-------- EXCERPTED DATA
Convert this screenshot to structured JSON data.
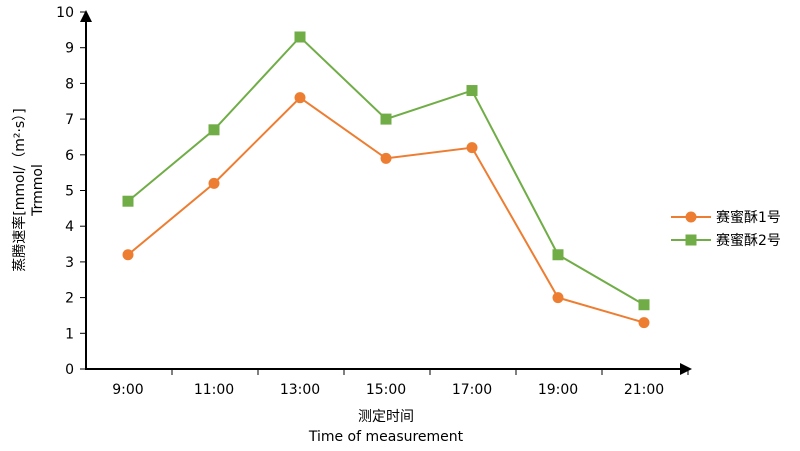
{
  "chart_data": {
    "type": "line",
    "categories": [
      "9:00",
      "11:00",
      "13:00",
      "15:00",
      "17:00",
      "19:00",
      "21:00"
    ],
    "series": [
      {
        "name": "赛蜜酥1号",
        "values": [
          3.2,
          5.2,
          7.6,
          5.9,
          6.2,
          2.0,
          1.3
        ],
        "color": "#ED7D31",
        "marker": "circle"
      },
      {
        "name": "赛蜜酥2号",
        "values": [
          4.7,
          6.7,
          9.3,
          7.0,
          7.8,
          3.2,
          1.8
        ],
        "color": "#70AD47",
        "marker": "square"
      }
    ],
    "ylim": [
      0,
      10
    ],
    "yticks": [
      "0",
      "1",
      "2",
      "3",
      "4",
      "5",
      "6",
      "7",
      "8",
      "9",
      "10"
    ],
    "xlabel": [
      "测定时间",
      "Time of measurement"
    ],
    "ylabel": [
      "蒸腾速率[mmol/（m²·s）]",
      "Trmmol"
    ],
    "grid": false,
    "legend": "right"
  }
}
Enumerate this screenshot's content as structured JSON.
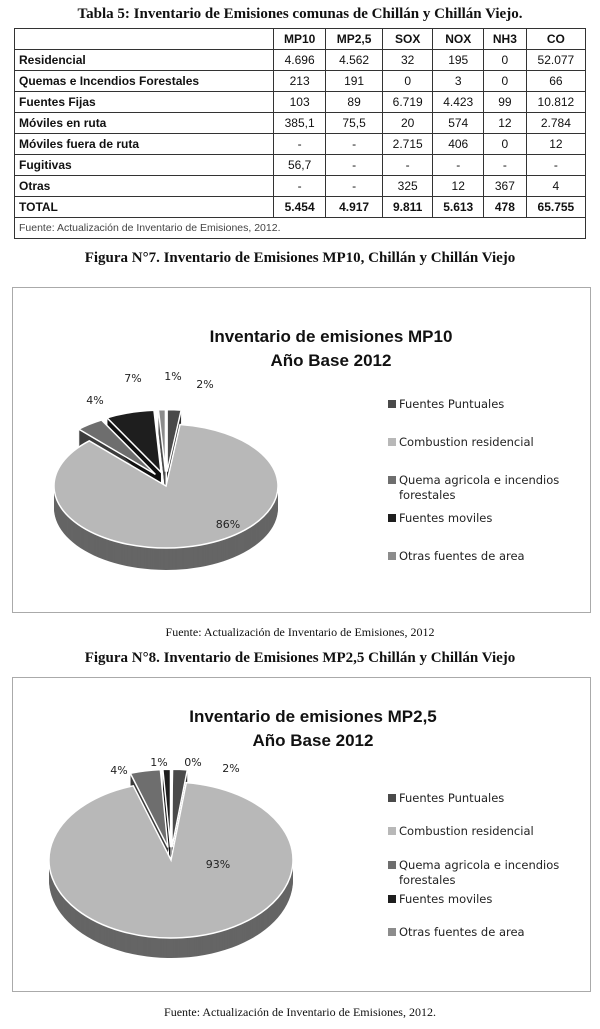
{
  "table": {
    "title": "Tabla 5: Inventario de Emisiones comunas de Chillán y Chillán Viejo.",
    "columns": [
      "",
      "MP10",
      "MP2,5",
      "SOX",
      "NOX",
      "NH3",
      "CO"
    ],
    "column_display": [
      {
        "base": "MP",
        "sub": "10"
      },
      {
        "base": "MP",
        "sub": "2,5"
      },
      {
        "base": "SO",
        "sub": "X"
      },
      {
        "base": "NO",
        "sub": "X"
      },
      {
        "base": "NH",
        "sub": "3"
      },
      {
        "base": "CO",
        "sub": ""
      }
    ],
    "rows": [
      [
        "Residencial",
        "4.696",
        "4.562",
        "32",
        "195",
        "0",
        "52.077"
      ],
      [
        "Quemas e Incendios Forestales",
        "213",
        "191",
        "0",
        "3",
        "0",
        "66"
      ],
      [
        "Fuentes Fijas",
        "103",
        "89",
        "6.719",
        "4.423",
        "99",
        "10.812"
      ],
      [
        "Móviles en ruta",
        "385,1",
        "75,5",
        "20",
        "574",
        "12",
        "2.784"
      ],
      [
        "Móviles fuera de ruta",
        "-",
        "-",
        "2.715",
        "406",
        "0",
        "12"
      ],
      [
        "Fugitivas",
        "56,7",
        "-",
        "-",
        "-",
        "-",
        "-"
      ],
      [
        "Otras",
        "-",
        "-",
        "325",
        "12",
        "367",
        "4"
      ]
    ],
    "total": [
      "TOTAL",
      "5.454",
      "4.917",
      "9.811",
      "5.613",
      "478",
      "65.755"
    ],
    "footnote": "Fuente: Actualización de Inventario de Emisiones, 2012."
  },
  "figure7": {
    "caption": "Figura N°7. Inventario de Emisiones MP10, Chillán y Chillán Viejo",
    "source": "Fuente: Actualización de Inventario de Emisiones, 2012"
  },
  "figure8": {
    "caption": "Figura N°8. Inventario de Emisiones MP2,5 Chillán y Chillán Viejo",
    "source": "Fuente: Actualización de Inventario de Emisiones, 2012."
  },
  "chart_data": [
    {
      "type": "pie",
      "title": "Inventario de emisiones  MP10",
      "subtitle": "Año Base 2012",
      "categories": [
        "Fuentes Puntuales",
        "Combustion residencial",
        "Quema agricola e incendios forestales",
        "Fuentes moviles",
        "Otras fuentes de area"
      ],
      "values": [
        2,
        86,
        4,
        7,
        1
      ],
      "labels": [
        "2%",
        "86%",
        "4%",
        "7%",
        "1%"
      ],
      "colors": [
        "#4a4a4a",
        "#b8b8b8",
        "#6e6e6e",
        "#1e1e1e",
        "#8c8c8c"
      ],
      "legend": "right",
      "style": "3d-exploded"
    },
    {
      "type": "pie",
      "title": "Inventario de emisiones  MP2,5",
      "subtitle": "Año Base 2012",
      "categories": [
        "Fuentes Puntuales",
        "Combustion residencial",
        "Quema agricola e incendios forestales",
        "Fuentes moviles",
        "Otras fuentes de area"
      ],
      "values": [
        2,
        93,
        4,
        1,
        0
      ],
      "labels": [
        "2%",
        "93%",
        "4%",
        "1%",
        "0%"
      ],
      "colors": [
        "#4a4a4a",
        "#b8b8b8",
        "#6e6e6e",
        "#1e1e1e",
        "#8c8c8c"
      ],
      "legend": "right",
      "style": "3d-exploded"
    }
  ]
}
----------------
• **REQUIRED TASK**
Looking at the records above, say how many lines hold the string "structured". Write nothing but the number.

• **WRITTEN SOLUTION**
2